=== Goal of the exercise ===
A line counts if it contains the string "introduce"; say how many such lines there are, giving only the number.

**********

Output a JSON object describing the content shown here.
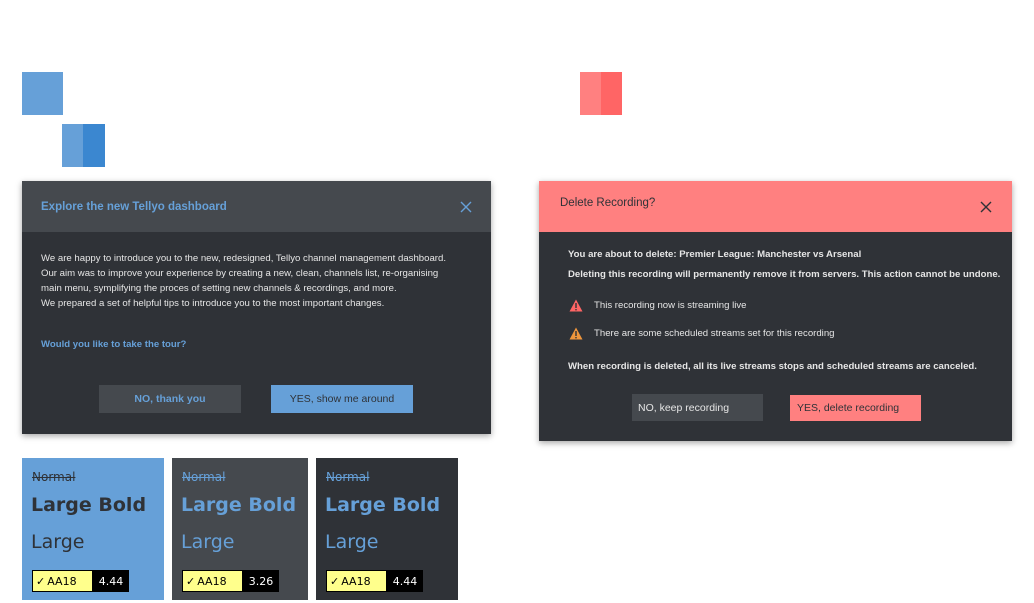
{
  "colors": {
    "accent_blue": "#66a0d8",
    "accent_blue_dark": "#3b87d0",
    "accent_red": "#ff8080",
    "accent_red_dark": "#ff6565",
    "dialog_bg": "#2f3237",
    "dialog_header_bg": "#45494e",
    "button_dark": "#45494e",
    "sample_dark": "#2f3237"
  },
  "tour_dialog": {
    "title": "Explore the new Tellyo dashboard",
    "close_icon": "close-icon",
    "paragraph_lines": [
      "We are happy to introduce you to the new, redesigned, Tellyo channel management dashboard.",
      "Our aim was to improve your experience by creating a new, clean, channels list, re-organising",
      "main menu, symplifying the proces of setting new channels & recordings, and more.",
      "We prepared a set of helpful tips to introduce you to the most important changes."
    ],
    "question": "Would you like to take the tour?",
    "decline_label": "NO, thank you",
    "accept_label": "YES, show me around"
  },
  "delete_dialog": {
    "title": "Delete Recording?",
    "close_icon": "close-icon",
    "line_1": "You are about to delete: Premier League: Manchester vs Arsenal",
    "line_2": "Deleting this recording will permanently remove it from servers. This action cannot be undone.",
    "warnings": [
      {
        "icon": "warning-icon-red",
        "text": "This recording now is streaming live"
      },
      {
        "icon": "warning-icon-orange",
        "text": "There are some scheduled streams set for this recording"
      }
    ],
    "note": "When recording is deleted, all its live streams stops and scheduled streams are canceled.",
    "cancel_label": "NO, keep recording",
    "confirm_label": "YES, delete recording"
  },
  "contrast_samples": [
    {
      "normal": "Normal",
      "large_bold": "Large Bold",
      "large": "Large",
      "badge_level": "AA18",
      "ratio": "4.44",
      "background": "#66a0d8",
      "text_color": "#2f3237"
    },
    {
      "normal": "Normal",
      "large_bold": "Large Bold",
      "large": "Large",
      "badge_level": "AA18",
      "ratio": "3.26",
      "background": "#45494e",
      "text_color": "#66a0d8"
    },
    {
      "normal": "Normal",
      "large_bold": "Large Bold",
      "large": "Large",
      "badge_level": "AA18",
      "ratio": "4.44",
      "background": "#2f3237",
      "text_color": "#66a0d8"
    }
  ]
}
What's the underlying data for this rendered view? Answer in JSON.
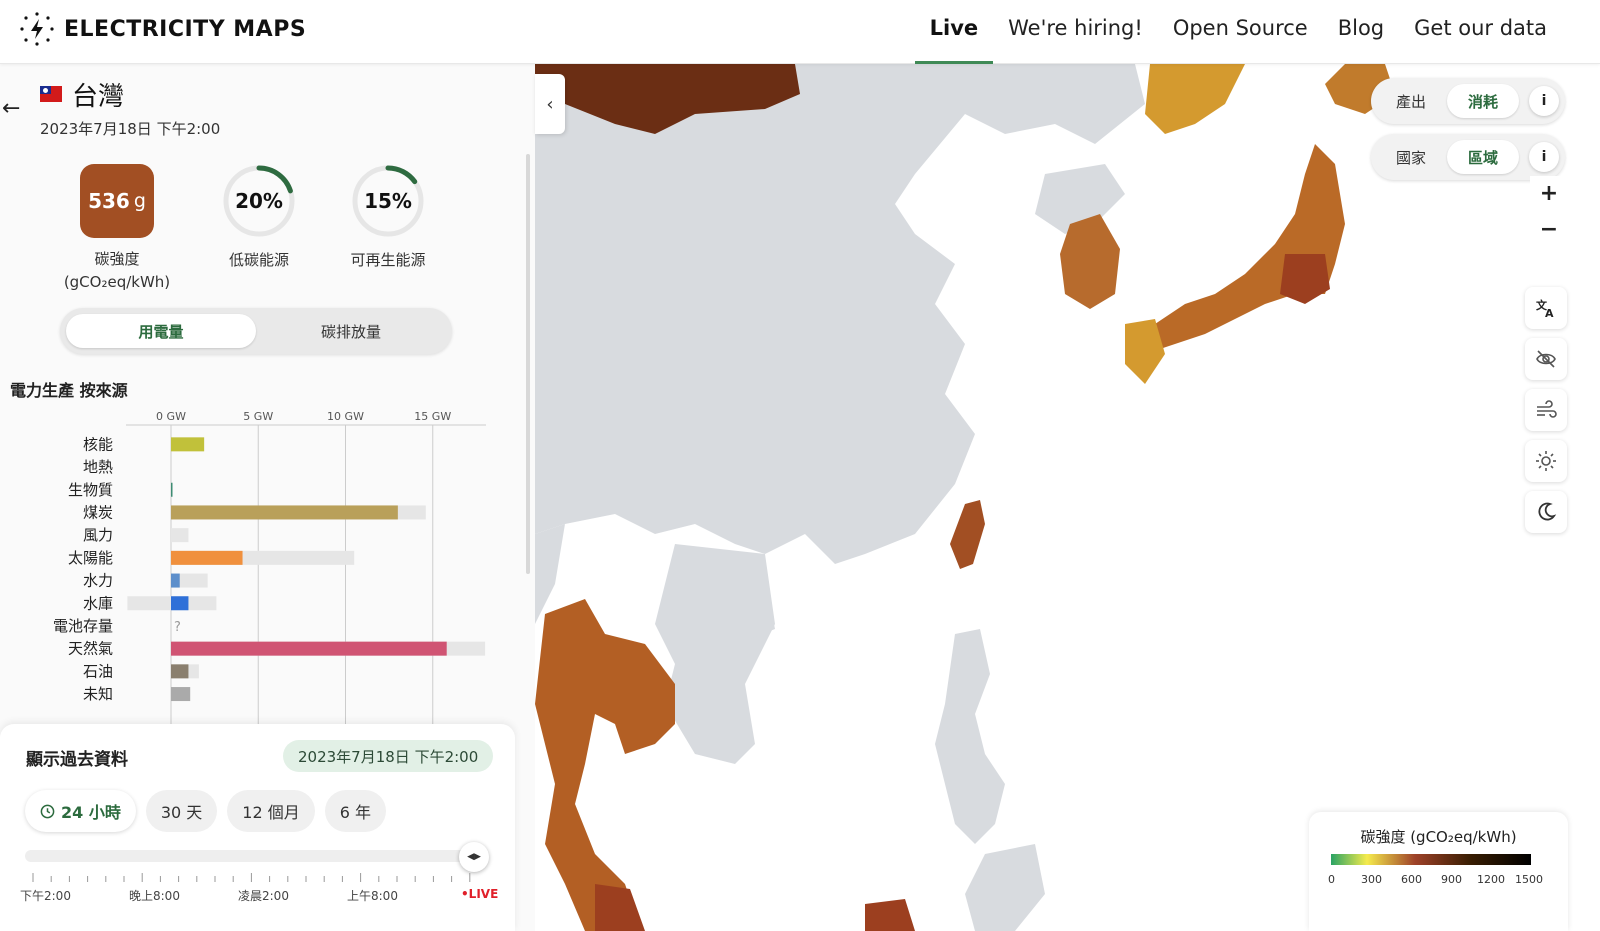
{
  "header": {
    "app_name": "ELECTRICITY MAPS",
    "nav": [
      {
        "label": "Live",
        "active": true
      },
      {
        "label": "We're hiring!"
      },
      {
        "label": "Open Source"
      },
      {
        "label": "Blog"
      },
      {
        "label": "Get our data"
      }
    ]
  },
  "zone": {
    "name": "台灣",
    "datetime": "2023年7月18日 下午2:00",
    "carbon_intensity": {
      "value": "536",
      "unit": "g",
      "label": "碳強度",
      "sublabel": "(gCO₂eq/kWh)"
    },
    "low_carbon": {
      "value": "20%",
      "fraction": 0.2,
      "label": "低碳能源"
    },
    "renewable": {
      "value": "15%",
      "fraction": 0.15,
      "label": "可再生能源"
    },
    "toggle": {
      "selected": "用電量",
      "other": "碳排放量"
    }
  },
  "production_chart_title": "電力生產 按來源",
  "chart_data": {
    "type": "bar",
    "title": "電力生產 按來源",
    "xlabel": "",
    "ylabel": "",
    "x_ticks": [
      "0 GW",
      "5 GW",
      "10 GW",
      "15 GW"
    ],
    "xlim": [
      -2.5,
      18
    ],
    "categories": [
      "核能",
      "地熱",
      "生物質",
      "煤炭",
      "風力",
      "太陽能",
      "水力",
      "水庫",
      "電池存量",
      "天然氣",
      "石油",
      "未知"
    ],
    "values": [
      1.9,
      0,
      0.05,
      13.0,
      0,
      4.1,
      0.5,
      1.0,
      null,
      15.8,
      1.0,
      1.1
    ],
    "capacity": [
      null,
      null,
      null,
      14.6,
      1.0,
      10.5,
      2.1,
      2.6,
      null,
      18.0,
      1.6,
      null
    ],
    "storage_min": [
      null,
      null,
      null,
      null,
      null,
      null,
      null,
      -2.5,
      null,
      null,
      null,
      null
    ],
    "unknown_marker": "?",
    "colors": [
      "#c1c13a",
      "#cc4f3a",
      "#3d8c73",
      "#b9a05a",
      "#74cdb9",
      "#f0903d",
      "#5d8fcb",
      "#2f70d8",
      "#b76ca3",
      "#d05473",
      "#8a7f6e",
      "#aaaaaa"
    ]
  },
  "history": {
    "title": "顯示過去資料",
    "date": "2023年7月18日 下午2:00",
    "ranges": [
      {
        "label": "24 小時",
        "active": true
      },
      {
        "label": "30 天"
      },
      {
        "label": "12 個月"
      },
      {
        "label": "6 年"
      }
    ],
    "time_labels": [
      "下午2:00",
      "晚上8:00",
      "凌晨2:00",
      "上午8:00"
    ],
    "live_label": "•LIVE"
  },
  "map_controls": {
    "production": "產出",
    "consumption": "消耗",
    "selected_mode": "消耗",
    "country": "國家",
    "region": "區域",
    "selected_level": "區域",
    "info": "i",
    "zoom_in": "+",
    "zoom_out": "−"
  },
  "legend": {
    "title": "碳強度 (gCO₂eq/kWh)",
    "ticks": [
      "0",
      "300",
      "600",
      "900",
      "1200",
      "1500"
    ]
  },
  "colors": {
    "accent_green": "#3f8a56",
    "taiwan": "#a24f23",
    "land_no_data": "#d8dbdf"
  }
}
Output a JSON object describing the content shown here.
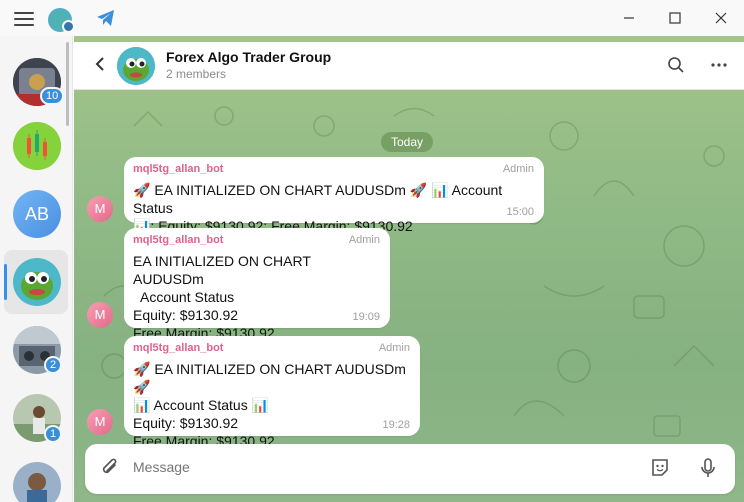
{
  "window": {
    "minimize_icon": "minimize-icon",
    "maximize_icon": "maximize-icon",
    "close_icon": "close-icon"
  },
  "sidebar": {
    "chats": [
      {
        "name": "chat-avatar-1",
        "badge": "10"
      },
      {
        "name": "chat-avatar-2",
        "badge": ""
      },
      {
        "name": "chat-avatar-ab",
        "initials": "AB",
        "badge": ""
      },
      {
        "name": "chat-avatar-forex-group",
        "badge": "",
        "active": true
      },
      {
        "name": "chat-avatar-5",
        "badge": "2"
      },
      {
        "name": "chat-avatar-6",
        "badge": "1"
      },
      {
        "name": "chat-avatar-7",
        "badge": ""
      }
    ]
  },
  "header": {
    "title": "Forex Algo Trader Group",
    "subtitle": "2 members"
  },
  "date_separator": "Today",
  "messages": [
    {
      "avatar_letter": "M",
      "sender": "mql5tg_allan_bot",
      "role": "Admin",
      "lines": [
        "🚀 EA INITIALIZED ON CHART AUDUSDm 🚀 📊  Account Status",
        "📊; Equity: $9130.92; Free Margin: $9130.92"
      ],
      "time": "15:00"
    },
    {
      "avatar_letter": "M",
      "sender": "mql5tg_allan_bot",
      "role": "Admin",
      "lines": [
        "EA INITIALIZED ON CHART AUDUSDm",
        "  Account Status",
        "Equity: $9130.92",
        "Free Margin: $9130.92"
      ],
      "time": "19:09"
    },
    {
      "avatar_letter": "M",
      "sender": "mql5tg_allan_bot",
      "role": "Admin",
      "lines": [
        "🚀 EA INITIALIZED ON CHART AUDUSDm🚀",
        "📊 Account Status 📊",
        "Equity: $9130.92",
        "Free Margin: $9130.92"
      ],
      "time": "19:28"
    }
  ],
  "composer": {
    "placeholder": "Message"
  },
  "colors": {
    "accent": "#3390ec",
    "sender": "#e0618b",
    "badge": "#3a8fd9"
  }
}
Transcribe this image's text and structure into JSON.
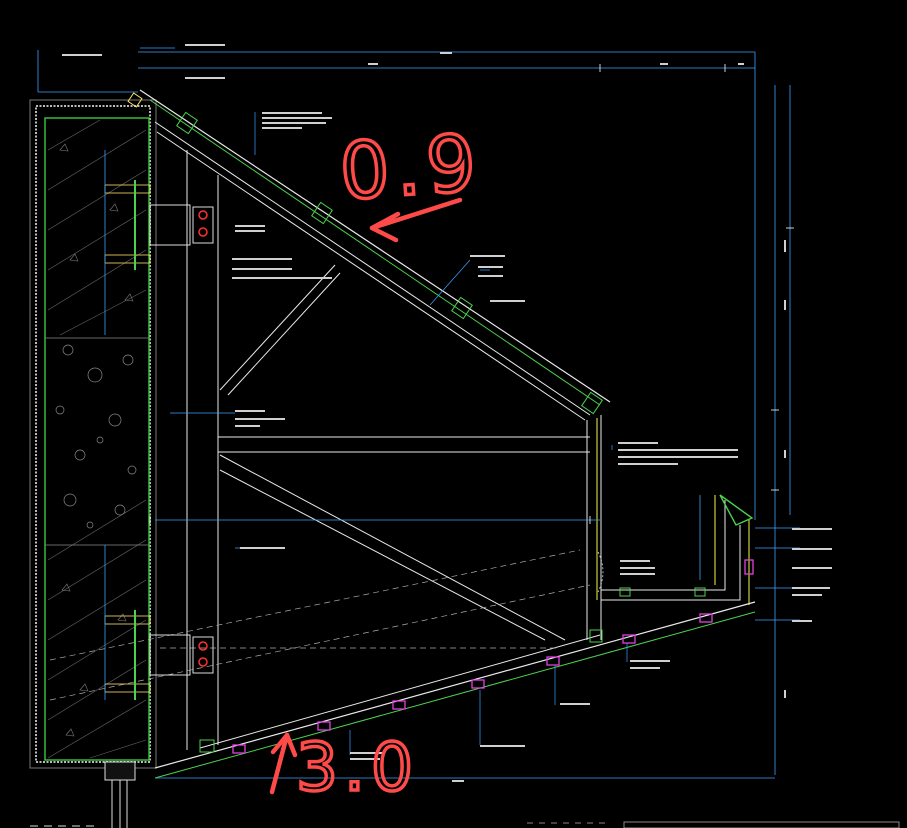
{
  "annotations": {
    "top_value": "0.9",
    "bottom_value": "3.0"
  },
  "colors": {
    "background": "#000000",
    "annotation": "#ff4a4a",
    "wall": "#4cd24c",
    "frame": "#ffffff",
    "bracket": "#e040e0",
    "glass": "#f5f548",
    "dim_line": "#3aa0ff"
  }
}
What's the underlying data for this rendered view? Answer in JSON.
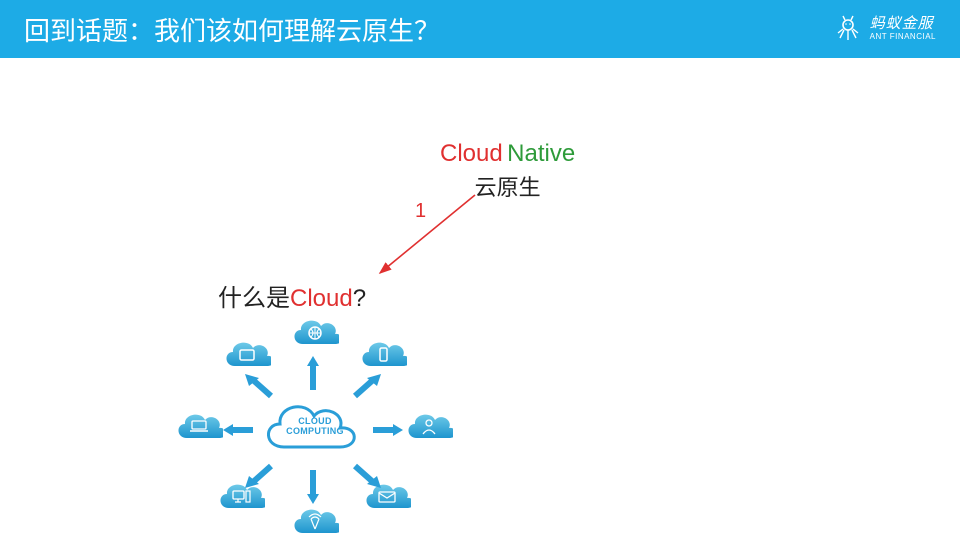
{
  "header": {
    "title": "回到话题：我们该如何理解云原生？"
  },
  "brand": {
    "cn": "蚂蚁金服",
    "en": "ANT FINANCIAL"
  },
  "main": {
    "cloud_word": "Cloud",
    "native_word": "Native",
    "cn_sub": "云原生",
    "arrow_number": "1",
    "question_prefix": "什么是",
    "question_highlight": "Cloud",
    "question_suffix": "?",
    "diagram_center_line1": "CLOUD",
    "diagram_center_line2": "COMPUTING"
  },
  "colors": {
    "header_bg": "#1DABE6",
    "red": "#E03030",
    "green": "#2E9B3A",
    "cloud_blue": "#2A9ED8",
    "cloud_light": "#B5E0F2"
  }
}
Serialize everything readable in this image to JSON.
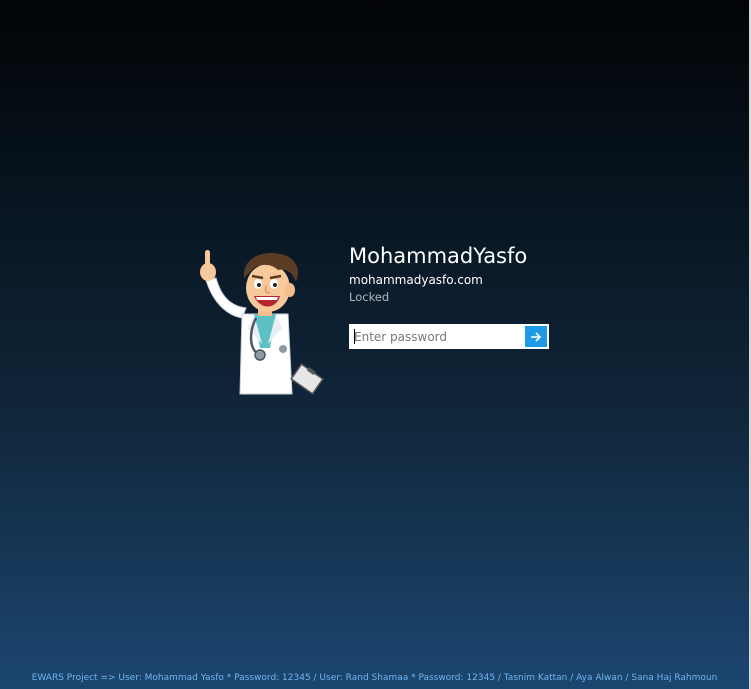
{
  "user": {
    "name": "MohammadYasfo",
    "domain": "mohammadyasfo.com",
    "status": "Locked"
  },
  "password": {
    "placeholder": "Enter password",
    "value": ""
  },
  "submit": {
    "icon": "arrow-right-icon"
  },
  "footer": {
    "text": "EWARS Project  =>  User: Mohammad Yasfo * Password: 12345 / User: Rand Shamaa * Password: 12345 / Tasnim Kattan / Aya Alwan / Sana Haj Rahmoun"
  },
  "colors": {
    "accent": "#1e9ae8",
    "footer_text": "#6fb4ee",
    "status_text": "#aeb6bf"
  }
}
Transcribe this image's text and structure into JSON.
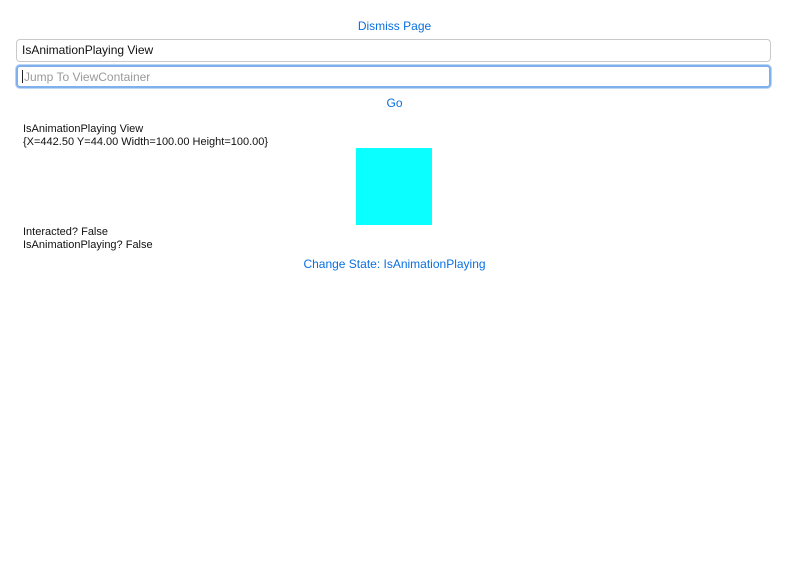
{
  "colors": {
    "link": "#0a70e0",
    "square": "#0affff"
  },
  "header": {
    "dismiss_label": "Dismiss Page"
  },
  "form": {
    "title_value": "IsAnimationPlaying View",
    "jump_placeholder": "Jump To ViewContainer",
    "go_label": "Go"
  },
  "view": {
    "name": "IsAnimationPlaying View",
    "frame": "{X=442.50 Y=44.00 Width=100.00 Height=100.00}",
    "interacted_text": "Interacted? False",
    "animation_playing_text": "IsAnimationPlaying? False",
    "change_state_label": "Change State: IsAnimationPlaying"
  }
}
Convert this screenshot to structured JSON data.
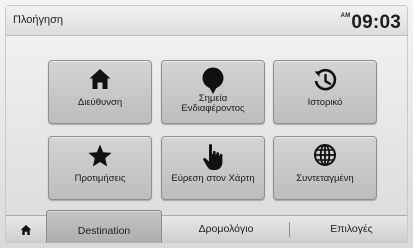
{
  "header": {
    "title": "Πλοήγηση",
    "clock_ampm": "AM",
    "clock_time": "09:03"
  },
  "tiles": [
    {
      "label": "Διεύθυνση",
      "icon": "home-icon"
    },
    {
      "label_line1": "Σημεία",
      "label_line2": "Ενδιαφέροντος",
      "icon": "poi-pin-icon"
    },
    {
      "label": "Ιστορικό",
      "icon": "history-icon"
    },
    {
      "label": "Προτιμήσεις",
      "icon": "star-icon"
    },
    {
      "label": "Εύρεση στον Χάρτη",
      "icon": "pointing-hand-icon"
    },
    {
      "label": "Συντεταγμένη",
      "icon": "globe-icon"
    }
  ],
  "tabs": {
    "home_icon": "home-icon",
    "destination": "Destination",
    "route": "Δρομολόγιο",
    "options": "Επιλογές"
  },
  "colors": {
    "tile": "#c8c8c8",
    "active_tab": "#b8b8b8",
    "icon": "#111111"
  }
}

**********

=== Correct output ===
2